§ Work instructions
Repeat the whole of the data, keeping every detail the same.

━━━━━━━━

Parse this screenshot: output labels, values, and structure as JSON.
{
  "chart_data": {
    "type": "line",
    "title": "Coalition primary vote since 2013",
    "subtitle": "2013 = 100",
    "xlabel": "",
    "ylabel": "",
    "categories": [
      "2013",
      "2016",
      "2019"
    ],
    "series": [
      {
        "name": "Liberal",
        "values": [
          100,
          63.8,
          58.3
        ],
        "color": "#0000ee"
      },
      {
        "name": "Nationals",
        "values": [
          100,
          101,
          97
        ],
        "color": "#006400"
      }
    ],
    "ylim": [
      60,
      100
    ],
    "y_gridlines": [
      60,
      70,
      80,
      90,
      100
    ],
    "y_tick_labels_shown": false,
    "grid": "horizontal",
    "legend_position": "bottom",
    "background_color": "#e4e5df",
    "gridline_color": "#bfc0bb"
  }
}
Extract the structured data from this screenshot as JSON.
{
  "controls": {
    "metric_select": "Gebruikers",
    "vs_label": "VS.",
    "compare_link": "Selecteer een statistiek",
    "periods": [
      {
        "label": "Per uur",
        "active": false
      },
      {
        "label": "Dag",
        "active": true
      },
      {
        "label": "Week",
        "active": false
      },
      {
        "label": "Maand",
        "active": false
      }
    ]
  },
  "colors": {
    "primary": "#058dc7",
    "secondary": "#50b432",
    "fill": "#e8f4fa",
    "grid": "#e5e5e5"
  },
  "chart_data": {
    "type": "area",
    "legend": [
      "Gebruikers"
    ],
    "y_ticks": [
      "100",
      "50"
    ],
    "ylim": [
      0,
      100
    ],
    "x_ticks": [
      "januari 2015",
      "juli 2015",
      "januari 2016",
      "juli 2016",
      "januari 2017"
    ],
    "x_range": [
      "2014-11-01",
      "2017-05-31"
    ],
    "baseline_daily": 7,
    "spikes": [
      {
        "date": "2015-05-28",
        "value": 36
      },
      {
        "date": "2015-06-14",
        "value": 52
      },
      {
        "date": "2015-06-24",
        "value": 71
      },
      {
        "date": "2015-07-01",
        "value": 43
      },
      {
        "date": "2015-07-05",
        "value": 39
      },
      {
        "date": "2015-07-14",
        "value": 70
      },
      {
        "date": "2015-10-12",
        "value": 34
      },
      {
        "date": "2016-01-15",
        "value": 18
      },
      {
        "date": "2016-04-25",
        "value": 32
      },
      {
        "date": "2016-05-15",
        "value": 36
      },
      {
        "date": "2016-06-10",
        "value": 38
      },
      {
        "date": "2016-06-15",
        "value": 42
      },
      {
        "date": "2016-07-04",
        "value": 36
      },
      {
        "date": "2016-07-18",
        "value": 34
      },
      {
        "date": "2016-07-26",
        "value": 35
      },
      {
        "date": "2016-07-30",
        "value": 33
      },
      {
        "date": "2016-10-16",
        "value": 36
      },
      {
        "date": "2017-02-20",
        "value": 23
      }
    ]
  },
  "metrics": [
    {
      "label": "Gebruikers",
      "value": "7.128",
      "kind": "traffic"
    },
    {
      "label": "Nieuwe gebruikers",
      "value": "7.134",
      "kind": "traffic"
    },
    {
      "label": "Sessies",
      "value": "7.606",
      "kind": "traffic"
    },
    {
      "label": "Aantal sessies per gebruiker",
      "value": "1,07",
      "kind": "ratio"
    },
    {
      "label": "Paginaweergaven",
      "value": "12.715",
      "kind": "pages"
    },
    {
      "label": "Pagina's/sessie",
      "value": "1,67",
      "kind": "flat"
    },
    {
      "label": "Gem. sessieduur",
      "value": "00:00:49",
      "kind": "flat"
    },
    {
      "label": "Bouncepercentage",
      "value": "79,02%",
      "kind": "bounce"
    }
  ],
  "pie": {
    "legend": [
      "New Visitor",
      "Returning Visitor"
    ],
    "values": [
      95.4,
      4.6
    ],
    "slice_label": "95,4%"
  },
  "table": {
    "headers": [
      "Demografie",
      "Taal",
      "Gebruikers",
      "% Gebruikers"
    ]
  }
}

━━━━━━━━

§ Answer to the task
Parse this screenshot: output labels, values, and structure as JSON.
{
  "chart_data": {
    "type": "line",
    "title": "Coalition primary vote since 2013",
    "subtitle": "2013 = 100",
    "xlabel": "",
    "ylabel": "",
    "categories": [
      "2013",
      "2016",
      "2019"
    ],
    "series": [
      {
        "name": "Liberal",
        "values": [
          100,
          63.8,
          58.3
        ],
        "color": "#0000ee"
      },
      {
        "name": "Nationals",
        "values": [
          100,
          101,
          97
        ],
        "color": "#006400"
      }
    ],
    "ylim": [
      60,
      100
    ],
    "y_gridlines": [
      60,
      70,
      80,
      90,
      100
    ],
    "y_tick_labels_shown": false,
    "grid": "horizontal",
    "legend_position": "bottom",
    "background_color": "#e4e5df",
    "gridline_color": "#bfc0bb"
  }
}
Extract the structured data from this screenshot as JSON.
{
  "controls": {
    "metric_select": "Gebruikers",
    "vs_label": "VS.",
    "compare_link": "Selecteer een statistiek",
    "periods": [
      {
        "label": "Per uur",
        "active": false
      },
      {
        "label": "Dag",
        "active": true
      },
      {
        "label": "Week",
        "active": false
      },
      {
        "label": "Maand",
        "active": false
      }
    ]
  },
  "colors": {
    "primary": "#058dc7",
    "secondary": "#50b432",
    "fill": "#e8f4fa",
    "grid": "#e5e5e5"
  },
  "chart_data": {
    "type": "area",
    "legend": [
      "Gebruikers"
    ],
    "y_ticks": [
      "100",
      "50"
    ],
    "ylim": [
      0,
      100
    ],
    "x_ticks": [
      "januari 2015",
      "juli 2015",
      "januari 2016",
      "juli 2016",
      "januari 2017"
    ],
    "x_range": [
      "2014-11-01",
      "2017-05-31"
    ],
    "baseline_daily": 7,
    "spikes": [
      {
        "date": "2015-05-28",
        "value": 36
      },
      {
        "date": "2015-06-14",
        "value": 52
      },
      {
        "date": "2015-06-24",
        "value": 71
      },
      {
        "date": "2015-07-01",
        "value": 43
      },
      {
        "date": "2015-07-05",
        "value": 39
      },
      {
        "date": "2015-07-14",
        "value": 70
      },
      {
        "date": "2015-10-12",
        "value": 34
      },
      {
        "date": "2016-01-15",
        "value": 18
      },
      {
        "date": "2016-04-25",
        "value": 32
      },
      {
        "date": "2016-05-15",
        "value": 36
      },
      {
        "date": "2016-06-10",
        "value": 38
      },
      {
        "date": "2016-06-15",
        "value": 42
      },
      {
        "date": "2016-07-04",
        "value": 36
      },
      {
        "date": "2016-07-18",
        "value": 34
      },
      {
        "date": "2016-07-26",
        "value": 35
      },
      {
        "date": "2016-07-30",
        "value": 33
      },
      {
        "date": "2016-10-16",
        "value": 36
      },
      {
        "date": "2017-02-20",
        "value": 23
      }
    ]
  },
  "metrics": [
    {
      "label": "Gebruikers",
      "value": "7.128",
      "kind": "traffic"
    },
    {
      "label": "Nieuwe gebruikers",
      "value": "7.134",
      "kind": "traffic"
    },
    {
      "label": "Sessies",
      "value": "7.606",
      "kind": "traffic"
    },
    {
      "label": "Aantal sessies per gebruiker",
      "value": "1,07",
      "kind": "ratio"
    },
    {
      "label": "Paginaweergaven",
      "value": "12.715",
      "kind": "pages"
    },
    {
      "label": "Pagina's/sessie",
      "value": "1,67",
      "kind": "flat"
    },
    {
      "label": "Gem. sessieduur",
      "value": "00:00:49",
      "kind": "flat"
    },
    {
      "label": "Bouncepercentage",
      "value": "79,02%",
      "kind": "bounce"
    }
  ],
  "pie": {
    "legend": [
      "New Visitor",
      "Returning Visitor"
    ],
    "values": [
      95.4,
      4.6
    ],
    "slice_label": "95,4%"
  },
  "table": {
    "headers": [
      "Demografie",
      "Taal",
      "Gebruikers",
      "% Gebruikers"
    ]
  }
}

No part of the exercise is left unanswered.